• WHAT YOU SHOULD DO: Starting at the beginning of the material and ending at the line containing "x-tick-label: 100 <box>176 677 196 691</box>", write those lines out again, swapping "y-tick-label" for "vertical-tick-label" and leaving everything else unchanged.

[Data records]
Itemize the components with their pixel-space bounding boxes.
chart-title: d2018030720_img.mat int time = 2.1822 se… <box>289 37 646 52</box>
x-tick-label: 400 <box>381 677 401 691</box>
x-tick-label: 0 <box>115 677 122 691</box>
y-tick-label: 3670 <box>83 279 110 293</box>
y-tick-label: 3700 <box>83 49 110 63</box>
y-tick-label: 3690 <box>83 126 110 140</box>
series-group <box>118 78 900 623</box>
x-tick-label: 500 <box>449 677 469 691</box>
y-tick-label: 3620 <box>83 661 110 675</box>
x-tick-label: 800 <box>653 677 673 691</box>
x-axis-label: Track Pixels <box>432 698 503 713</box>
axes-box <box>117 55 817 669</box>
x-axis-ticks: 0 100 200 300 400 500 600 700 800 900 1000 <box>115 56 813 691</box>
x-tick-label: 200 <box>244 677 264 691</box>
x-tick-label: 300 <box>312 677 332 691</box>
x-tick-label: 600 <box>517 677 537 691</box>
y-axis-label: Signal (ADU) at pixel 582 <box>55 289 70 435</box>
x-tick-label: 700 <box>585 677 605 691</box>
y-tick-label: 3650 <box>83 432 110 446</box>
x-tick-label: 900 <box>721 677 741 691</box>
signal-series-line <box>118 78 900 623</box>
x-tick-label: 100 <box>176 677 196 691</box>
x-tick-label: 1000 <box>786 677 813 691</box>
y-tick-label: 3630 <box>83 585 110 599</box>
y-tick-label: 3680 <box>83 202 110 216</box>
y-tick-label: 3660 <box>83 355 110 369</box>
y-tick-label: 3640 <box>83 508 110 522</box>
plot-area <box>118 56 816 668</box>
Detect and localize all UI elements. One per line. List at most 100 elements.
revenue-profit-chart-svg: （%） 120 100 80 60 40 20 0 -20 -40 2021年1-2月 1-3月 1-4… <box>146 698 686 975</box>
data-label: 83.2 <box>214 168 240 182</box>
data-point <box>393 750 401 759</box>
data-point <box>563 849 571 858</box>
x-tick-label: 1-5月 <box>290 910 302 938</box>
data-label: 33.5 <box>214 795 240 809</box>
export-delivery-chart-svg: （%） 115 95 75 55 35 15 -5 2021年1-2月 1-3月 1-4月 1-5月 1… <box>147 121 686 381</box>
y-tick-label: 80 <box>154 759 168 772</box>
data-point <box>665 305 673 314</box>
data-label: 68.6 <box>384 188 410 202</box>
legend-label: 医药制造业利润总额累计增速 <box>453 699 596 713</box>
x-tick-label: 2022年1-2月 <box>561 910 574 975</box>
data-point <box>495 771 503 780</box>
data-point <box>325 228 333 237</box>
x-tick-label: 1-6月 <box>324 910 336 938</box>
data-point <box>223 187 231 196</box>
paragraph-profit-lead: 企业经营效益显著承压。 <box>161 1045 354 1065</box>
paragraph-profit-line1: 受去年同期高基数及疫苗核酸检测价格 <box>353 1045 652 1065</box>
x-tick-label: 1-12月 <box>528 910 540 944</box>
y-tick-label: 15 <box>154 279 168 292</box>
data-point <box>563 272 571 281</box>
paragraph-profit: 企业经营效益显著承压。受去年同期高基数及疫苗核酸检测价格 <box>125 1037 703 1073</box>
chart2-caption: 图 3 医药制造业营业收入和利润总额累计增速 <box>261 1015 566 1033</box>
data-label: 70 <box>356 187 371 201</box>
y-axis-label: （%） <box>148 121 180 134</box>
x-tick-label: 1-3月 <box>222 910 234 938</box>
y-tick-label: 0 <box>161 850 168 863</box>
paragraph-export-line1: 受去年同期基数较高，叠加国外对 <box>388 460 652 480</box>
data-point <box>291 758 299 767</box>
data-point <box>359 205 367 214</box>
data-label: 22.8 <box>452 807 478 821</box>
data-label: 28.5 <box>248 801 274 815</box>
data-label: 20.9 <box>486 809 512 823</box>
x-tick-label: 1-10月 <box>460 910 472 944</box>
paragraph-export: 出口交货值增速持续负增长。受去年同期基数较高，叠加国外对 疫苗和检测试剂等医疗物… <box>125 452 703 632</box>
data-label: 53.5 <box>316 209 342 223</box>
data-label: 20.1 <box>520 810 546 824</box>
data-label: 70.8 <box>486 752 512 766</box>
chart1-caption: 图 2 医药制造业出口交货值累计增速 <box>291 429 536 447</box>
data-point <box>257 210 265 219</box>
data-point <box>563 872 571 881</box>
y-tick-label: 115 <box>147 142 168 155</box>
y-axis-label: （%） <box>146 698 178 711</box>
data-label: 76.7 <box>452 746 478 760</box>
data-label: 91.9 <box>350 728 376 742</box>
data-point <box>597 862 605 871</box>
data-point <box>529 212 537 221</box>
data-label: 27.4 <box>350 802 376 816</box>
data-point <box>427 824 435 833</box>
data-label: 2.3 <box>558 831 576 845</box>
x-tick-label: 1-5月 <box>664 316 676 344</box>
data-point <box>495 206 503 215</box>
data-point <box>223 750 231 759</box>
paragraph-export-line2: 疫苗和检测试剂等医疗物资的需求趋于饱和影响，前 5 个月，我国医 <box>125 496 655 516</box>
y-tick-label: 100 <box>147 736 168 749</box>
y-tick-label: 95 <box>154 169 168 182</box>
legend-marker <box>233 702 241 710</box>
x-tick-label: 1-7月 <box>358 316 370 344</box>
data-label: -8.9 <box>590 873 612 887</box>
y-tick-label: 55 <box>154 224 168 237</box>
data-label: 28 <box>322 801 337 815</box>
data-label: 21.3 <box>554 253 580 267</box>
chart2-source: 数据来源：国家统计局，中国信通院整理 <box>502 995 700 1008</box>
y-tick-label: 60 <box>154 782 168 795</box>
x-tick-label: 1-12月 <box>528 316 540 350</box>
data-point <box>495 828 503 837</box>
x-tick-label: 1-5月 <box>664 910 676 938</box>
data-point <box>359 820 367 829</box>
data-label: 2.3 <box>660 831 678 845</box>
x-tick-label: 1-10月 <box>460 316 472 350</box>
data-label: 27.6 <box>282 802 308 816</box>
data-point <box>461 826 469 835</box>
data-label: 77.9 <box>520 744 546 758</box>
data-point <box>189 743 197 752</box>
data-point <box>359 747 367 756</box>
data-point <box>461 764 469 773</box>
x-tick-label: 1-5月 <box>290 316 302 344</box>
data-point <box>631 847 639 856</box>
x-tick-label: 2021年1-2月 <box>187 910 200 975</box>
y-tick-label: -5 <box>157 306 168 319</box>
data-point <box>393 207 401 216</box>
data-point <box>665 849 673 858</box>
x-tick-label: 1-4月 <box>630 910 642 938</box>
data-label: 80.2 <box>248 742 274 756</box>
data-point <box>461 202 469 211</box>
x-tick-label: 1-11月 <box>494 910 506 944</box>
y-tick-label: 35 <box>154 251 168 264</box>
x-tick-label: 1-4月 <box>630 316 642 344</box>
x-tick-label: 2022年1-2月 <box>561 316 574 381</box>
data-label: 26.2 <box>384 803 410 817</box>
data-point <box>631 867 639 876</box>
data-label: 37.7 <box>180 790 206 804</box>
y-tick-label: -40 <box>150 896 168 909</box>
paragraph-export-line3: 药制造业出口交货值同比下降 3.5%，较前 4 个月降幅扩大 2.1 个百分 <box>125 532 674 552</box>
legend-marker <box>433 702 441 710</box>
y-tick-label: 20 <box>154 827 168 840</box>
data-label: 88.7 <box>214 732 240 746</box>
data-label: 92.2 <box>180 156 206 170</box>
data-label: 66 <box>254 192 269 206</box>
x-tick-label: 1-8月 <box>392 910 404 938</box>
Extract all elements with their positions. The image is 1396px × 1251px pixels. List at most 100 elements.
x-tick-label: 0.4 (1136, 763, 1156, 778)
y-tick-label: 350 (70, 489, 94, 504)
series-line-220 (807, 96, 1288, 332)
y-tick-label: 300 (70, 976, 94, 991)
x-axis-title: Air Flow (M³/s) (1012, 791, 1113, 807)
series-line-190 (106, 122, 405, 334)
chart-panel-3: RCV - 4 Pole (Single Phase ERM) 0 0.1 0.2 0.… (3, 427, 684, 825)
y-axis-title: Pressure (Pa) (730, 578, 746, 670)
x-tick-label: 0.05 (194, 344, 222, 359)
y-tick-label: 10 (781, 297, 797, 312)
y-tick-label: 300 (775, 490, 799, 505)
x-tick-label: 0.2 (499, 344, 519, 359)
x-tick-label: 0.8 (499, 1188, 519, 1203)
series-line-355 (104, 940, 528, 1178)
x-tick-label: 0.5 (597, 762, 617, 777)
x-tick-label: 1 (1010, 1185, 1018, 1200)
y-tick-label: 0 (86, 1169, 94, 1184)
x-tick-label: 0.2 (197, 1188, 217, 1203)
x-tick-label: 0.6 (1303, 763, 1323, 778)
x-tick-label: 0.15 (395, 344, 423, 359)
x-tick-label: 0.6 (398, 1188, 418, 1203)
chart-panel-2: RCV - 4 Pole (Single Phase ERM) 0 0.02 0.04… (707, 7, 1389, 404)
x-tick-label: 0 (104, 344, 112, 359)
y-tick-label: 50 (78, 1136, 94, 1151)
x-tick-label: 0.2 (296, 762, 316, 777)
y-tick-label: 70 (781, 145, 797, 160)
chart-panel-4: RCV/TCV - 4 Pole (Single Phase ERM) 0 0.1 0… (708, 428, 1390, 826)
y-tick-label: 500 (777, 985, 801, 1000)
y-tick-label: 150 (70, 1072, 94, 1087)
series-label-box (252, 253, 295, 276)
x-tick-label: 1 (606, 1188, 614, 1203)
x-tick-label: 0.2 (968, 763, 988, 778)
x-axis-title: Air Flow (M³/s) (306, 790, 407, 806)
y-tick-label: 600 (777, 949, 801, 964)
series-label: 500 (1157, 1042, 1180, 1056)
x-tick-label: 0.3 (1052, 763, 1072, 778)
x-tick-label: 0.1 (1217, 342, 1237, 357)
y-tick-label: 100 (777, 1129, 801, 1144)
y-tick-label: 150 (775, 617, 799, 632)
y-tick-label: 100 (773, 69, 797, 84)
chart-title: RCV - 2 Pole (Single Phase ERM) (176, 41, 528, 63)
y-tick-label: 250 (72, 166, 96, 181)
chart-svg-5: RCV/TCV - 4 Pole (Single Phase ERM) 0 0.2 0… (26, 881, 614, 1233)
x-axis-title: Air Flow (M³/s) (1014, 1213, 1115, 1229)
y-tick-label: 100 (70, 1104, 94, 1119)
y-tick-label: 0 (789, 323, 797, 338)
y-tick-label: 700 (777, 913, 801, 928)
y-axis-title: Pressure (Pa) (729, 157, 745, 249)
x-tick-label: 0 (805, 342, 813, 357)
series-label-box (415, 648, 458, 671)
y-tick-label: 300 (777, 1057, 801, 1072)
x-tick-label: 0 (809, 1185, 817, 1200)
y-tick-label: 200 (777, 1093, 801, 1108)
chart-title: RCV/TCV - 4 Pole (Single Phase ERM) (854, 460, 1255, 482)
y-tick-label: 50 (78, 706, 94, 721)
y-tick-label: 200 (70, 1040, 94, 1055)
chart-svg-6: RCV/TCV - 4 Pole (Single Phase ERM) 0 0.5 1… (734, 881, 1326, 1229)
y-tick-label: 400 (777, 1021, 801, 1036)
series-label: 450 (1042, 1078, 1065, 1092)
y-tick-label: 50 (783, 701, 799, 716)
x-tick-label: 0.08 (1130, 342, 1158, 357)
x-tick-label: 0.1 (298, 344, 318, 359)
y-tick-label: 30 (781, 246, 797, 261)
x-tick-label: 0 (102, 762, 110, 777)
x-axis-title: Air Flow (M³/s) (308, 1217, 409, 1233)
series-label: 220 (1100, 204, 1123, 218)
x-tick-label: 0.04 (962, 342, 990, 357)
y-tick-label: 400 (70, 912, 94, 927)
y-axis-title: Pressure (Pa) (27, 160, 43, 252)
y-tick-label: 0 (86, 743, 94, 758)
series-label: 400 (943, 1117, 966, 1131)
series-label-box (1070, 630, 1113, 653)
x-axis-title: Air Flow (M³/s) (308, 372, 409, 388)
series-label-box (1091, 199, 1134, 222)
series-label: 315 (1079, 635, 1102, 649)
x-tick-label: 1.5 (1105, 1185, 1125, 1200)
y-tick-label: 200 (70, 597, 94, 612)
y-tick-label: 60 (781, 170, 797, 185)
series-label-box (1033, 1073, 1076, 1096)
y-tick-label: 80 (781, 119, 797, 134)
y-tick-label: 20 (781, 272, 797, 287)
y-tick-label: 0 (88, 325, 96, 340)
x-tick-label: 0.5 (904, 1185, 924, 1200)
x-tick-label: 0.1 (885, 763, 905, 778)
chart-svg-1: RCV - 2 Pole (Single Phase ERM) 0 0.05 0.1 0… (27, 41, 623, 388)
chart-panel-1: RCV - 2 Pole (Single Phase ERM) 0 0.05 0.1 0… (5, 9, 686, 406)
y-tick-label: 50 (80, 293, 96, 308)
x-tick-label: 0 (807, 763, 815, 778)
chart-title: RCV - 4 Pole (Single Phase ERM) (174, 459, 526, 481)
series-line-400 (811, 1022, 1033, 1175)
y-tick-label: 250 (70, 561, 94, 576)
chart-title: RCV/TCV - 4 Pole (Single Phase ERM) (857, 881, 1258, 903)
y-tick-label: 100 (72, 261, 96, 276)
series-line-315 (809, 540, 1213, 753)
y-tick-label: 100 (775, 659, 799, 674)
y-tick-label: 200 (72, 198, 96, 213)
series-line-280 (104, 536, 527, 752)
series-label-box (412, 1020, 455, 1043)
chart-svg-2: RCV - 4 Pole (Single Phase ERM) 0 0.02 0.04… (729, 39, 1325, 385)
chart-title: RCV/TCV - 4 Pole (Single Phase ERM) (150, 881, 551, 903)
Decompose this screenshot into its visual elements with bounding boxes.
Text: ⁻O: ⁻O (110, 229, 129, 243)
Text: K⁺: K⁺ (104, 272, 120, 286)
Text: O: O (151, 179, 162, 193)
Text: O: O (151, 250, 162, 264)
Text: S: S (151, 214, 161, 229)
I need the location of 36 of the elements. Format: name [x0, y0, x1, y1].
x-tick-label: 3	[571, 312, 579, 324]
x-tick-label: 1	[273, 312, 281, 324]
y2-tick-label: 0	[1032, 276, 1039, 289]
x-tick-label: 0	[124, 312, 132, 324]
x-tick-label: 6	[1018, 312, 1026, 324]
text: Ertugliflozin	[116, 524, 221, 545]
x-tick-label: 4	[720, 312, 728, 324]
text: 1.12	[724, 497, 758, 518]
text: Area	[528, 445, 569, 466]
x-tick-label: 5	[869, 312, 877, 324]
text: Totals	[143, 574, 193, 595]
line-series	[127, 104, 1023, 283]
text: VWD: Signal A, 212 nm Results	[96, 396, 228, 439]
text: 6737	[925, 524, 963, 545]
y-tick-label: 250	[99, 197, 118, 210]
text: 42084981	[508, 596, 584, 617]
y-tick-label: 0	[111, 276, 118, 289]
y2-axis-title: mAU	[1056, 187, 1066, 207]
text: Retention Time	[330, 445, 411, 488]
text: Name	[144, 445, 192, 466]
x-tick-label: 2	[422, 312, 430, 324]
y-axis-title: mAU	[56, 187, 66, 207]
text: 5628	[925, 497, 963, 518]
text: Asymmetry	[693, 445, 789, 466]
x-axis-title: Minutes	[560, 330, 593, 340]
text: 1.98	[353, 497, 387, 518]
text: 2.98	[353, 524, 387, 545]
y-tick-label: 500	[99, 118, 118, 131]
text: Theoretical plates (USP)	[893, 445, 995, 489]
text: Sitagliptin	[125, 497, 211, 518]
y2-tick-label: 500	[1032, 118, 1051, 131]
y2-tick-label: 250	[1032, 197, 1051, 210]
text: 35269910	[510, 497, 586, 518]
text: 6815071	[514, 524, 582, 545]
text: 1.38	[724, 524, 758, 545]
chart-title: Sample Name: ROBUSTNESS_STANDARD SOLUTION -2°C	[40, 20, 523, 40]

• RESULT BELOW:
Itemize the components with their pixel-space bounding boxes.
chart-title: d2018030720_img.mat int time = 2.1822 se… <box>289 37 646 52</box>
x-tick-label: 400 <box>381 677 401 691</box>
x-tick-label: 0 <box>115 677 122 691</box>
vertical-tick-label: 3670 <box>83 279 110 293</box>
vertical-tick-label: 3700 <box>83 49 110 63</box>
vertical-tick-label: 3690 <box>83 126 110 140</box>
series-group <box>118 78 900 623</box>
x-tick-label: 500 <box>449 677 469 691</box>
vertical-tick-label: 3620 <box>83 661 110 675</box>
x-tick-label: 800 <box>653 677 673 691</box>
x-axis-label: Track Pixels <box>432 698 503 713</box>
axes-box <box>117 55 817 669</box>
x-axis-ticks: 0 100 200 300 400 500 600 700 800 900 1000 <box>115 56 813 691</box>
x-tick-label: 200 <box>244 677 264 691</box>
x-tick-label: 300 <box>312 677 332 691</box>
x-tick-label: 600 <box>517 677 537 691</box>
y-axis-label: Signal (ADU) at pixel 582 <box>55 289 70 435</box>
x-tick-label: 700 <box>585 677 605 691</box>
vertical-tick-label: 3650 <box>83 432 110 446</box>
x-tick-label: 900 <box>721 677 741 691</box>
signal-series-line <box>118 78 900 623</box>
x-tick-label: 100 <box>176 677 196 691</box>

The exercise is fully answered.